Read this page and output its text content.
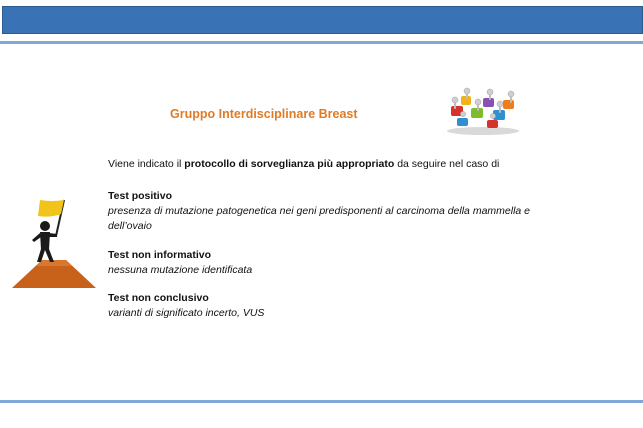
Gruppo Interdisciplinare Breast
Viene indicato il protocollo di sorveglianza più appropriato da seguire nel caso di
Test positivo
presenza di mutazione patogenetica nei geni predisponenti al carcinoma della mammella e dell’ovaio
Test non informativo
nessuna mutazione identificata
Test non conclusivo
varianti di significato incerto, VUS
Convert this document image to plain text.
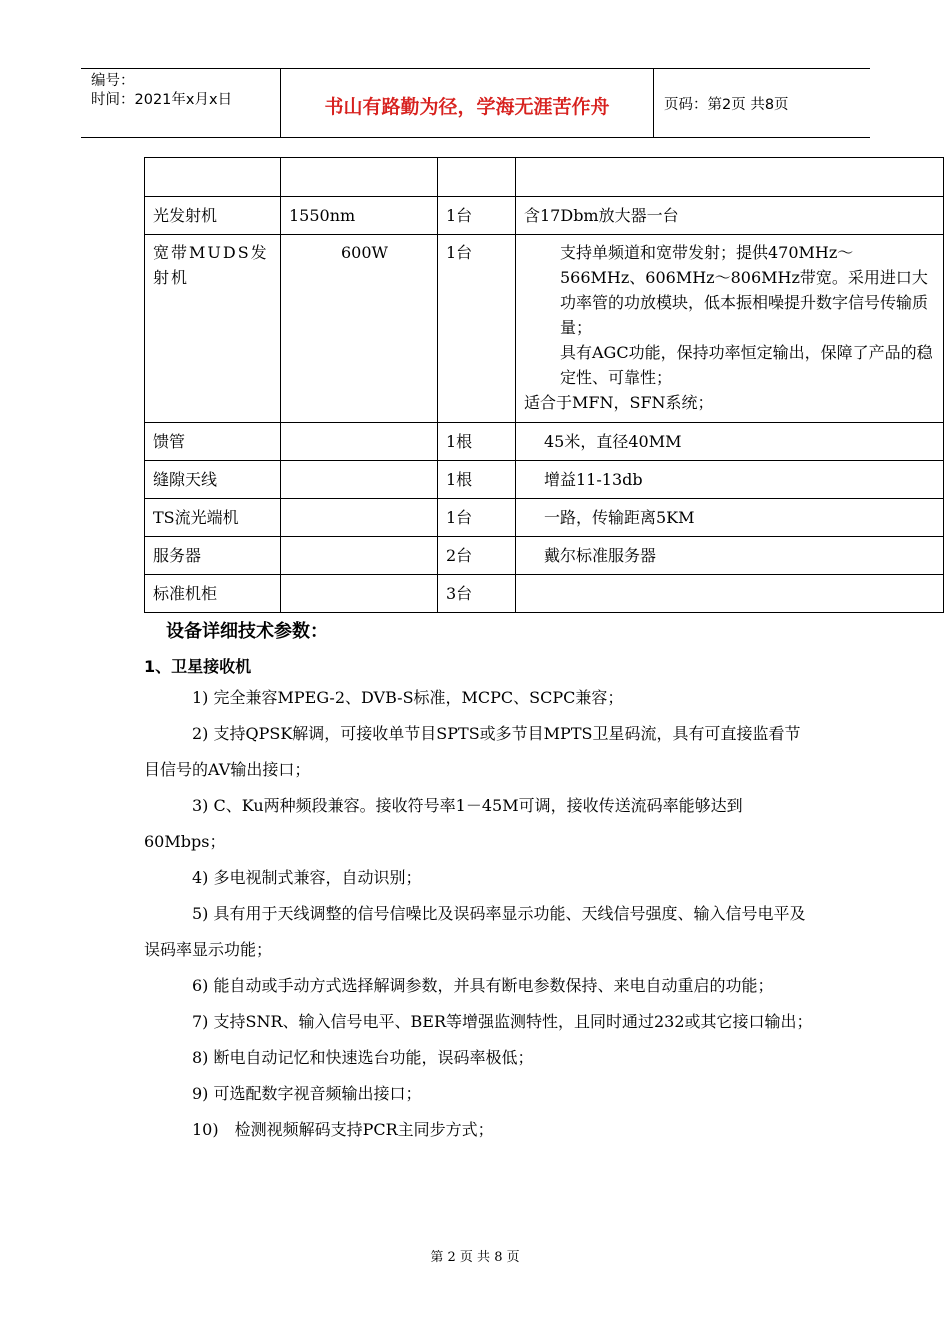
编号：
时间：2021年x月x日	书山有路勤为径，学海无涯苦作舟	页码：第2页 共8页

光发射机	1550nm	1台	含17Dbm放大器一台

宽带MUDS发射机	600W	1台	支持单频道和宽带发射；提供470MHz～566MHz、606MHz～806MHz带宽。采用进口大功率管的功放模块，低本振相噪提升数字信号传输质量；
具有AGC功能，保持功率恒定输出，保障了产品的稳定性、可靠性；
适合于MFN，SFN系统；

馈管		1根	45米，直径40MM

缝隙天线		1根	增益11-13db

TS流光端机		1台	一路，传输距离5KM

服务器		2台	戴尔标准服务器

标准机柜		3台	
设备详细技术参数：
1、卫星接收机

1) 完全兼容MPEG-2、DVB-S标准，MCPC、SCPC兼容；

2) 支持QPSK解调，可接收单节目SPTS或多节目MPTS卫星码流，具有可直接监看节目信号的AV输出接口；

3) C、Ku两种频段兼容。接收符号率1－45M可调，接收传送流码率能够达到60Mbps；

4) 多电视制式兼容，自动识别；

5) 具有用于天线调整的信号信噪比及误码率显示功能、天线信号强度、输入信号电平及误码率显示功能；

6) 能自动或手动方式选择解调参数，并具有断电参数保持、来电自动重启的功能；

7) 支持SNR、输入信号电平、BER等增强监测特性，且同时通过232或其它接口输出；

8) 断电自动记忆和快速选台功能，误码率极低；

9) 可选配数字视音频输出接口；

10)　检测视频解码支持PCR主同步方式；

第 2 页 共 8 页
☆ ☆ ☆ ☆ ☆ ☆ ☆
▶ **What is expected**: Leave out the pictures and print each record exactly as it stands.

▶ **Reply to the exercise**:
Read this page and output its text content.
Gruppo Interdisciplinare Breast
Viene indicato il protocollo di sorveglianza più appropriato da seguire nel caso di
Test positivo
presenza di mutazione patogenetica nei geni predisponenti al carcinoma della mammella e dell’ovaio
Test non informativo
nessuna mutazione identificata
Test non conclusivo
varianti di significato incerto, VUS
Convert this document image to plain text.
编号：
时间：2021年x月x日	书山有路勤为径，学海无涯苦作舟	页码：第2页 共8页

光发射机	1550nm	1台	含17Dbm放大器一台

宽带MUDS发射机	600W	1台	支持单频道和宽带发射；提供470MHz～566MHz、606MHz～806MHz带宽。采用进口大功率管的功放模块，低本振相噪提升数字信号传输质量；
具有AGC功能，保持功率恒定输出，保障了产品的稳定性、可靠性；
适合于MFN，SFN系统；

馈管		1根	45米，直径40MM

缝隙天线		1根	增益11-13db

TS流光端机		1台	一路，传输距离5KM

服务器		2台	戴尔标准服务器

标准机柜		3台	
设备详细技术参数：
1、卫星接收机

1) 完全兼容MPEG-2、DVB-S标准，MCPC、SCPC兼容；

2) 支持QPSK解调，可接收单节目SPTS或多节目MPTS卫星码流，具有可直接监看节目信号的AV输出接口；

3) C、Ku两种频段兼容。接收符号率1－45M可调，接收传送流码率能够达到60Mbps；

4) 多电视制式兼容，自动识别；

5) 具有用于天线调整的信号信噪比及误码率显示功能、天线信号强度、输入信号电平及误码率显示功能；

6) 能自动或手动方式选择解调参数，并具有断电参数保持、来电自动重启的功能；

7) 支持SNR、输入信号电平、BER等增强监测特性，且同时通过232或其它接口输出；

8) 断电自动记忆和快速选台功能，误码率极低；

9) 可选配数字视音频输出接口；

10)　检测视频解码支持PCR主同步方式；

第 2 页 共 8 页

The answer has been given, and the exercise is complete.